Take each line that has the word "Process" and return it.
▬▬▬
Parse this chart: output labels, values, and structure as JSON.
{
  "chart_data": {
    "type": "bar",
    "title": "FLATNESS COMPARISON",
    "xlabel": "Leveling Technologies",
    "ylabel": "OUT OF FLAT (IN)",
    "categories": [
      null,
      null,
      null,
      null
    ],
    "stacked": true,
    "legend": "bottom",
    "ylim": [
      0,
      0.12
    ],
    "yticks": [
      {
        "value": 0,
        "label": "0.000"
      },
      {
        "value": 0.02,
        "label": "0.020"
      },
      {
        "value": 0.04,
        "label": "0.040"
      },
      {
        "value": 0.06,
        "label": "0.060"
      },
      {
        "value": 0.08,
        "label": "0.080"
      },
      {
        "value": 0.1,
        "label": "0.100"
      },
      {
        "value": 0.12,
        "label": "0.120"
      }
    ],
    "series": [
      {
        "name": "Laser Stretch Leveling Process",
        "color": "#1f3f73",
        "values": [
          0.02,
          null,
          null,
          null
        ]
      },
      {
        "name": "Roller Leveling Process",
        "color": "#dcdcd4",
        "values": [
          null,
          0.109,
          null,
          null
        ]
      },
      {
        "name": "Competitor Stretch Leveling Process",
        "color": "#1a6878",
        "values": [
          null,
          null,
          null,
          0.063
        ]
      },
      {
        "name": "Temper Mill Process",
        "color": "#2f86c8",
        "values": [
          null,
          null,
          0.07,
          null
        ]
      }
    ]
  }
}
▬▬▬
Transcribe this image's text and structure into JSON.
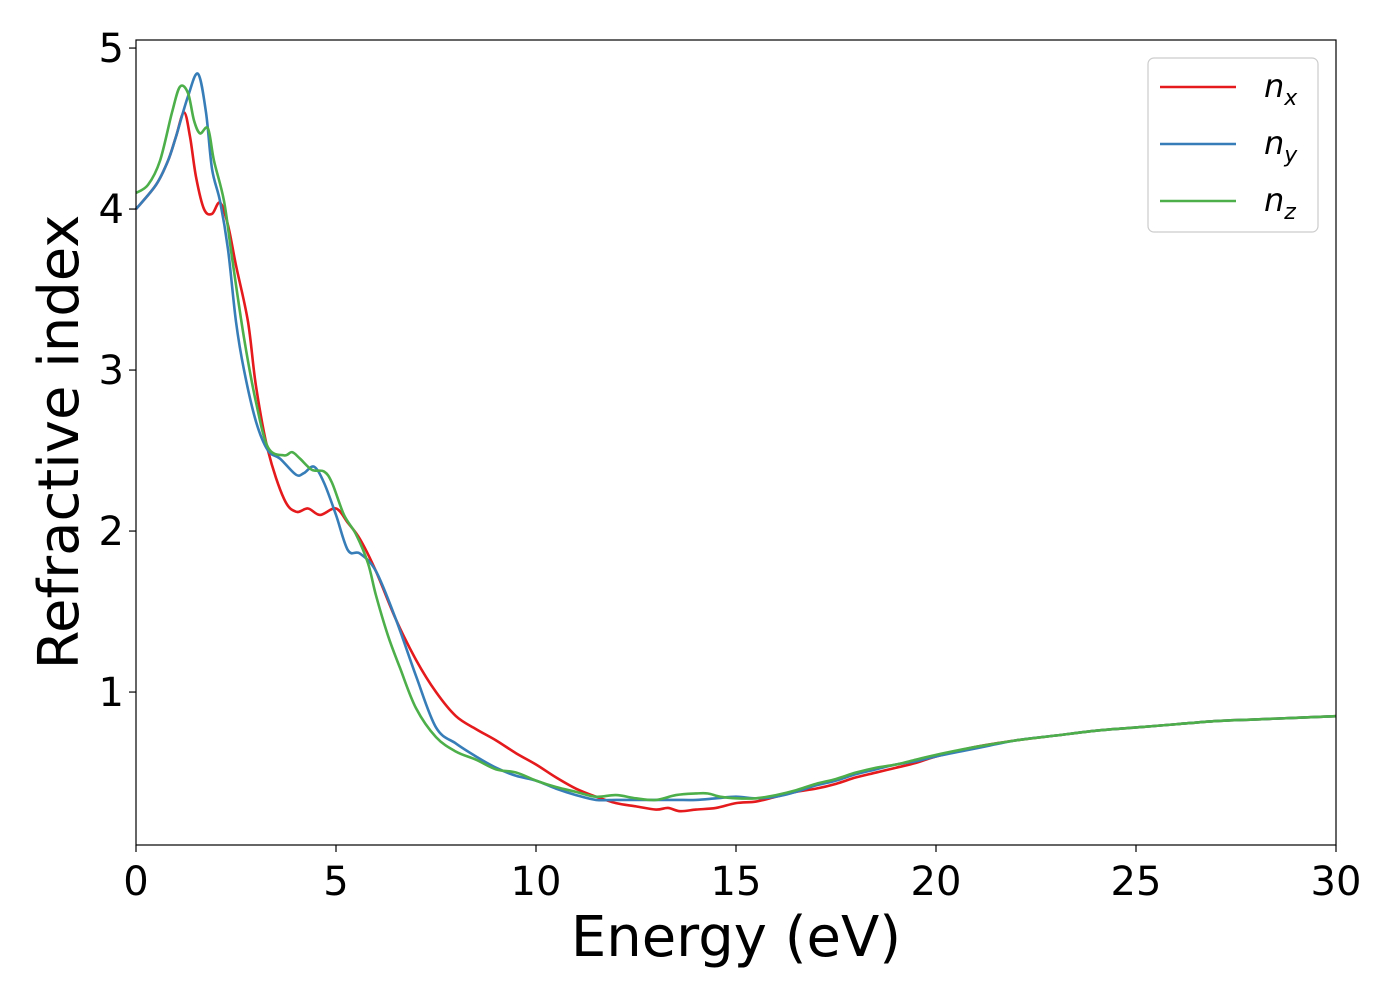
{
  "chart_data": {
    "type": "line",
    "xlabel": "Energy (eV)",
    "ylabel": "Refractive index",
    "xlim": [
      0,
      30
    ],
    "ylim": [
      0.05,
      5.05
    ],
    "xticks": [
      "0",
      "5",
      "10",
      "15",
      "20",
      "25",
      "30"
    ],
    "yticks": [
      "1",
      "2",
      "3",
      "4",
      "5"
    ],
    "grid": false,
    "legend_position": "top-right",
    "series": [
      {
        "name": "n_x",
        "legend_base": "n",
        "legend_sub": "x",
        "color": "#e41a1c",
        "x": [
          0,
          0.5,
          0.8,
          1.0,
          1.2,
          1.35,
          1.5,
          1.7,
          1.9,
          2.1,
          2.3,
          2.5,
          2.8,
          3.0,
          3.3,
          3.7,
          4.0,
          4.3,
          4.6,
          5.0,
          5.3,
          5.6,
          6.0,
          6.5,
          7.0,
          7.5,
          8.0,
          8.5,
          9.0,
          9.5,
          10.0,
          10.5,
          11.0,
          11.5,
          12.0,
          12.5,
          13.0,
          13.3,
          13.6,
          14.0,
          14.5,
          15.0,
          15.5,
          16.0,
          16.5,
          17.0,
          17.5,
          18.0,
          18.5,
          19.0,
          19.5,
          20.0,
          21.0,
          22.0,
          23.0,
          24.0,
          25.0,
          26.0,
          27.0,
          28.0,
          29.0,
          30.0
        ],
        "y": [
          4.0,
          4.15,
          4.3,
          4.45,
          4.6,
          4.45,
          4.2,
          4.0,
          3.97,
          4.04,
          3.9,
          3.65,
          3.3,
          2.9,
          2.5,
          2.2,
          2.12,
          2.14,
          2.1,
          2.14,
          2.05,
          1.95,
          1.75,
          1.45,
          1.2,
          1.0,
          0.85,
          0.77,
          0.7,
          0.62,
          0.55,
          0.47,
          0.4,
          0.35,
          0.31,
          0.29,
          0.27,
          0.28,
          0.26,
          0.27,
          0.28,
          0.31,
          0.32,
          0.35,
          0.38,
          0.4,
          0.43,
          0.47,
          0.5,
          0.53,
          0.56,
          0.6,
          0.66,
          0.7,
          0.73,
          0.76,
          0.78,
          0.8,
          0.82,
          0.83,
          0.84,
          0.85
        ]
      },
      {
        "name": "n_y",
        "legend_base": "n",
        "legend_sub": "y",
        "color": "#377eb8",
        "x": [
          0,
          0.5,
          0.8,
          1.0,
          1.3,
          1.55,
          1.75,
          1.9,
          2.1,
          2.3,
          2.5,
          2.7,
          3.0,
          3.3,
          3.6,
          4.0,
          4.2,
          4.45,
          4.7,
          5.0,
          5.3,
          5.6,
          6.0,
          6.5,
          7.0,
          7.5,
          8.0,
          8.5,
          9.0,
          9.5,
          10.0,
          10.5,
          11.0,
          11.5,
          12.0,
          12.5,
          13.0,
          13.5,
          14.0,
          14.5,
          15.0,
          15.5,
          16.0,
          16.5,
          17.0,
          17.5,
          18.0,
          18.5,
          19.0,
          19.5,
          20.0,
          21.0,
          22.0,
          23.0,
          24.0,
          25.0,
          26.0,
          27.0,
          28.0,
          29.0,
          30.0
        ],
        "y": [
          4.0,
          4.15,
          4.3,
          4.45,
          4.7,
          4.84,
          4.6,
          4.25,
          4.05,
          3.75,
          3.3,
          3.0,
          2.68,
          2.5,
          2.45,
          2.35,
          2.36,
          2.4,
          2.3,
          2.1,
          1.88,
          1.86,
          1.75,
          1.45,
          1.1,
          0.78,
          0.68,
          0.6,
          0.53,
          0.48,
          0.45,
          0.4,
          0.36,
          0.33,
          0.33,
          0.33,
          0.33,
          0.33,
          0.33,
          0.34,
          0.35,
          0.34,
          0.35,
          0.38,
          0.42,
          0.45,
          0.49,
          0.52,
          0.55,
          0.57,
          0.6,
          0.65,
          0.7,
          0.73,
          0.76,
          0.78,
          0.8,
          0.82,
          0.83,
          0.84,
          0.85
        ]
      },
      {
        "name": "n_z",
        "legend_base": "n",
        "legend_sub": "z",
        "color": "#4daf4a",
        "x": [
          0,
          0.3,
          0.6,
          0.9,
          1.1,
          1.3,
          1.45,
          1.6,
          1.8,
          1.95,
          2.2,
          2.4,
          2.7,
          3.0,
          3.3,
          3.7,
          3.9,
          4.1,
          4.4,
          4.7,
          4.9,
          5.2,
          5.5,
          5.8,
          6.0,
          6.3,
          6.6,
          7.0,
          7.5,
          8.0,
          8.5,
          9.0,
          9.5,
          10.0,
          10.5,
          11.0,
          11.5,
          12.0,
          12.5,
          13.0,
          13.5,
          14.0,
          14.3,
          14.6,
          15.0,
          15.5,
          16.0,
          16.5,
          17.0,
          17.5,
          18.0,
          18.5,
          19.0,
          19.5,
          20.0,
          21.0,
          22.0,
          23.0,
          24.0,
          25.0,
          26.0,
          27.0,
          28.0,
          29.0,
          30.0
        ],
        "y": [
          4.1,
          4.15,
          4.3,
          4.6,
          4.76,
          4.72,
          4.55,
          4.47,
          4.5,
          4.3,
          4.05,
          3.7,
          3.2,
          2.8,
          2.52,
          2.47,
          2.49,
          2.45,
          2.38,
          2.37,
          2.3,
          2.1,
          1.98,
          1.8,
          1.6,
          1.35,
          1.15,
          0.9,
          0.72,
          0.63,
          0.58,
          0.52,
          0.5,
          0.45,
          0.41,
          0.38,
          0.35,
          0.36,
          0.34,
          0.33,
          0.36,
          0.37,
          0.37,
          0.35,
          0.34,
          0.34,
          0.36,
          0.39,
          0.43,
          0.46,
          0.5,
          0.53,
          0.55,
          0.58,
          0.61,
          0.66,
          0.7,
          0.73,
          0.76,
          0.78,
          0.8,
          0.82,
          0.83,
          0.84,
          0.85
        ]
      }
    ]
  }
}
▬▬▬
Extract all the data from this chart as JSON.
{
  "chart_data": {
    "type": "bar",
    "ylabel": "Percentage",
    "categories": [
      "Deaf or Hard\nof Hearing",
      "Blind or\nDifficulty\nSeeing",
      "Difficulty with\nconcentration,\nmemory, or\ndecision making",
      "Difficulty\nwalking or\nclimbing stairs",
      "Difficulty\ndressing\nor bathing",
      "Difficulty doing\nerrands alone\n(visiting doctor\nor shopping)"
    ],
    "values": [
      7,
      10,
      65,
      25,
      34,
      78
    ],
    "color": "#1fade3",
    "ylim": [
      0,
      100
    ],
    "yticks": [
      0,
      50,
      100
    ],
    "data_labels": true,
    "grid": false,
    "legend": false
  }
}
▬▬▬
TASK OUTPUT:
        "name": "Laser Stretch Leveling Process",
        "name": "Roller Leveling Process",
        "name": "Competitor Stretch Leveling Process",
        "name": "Temper Mill Process",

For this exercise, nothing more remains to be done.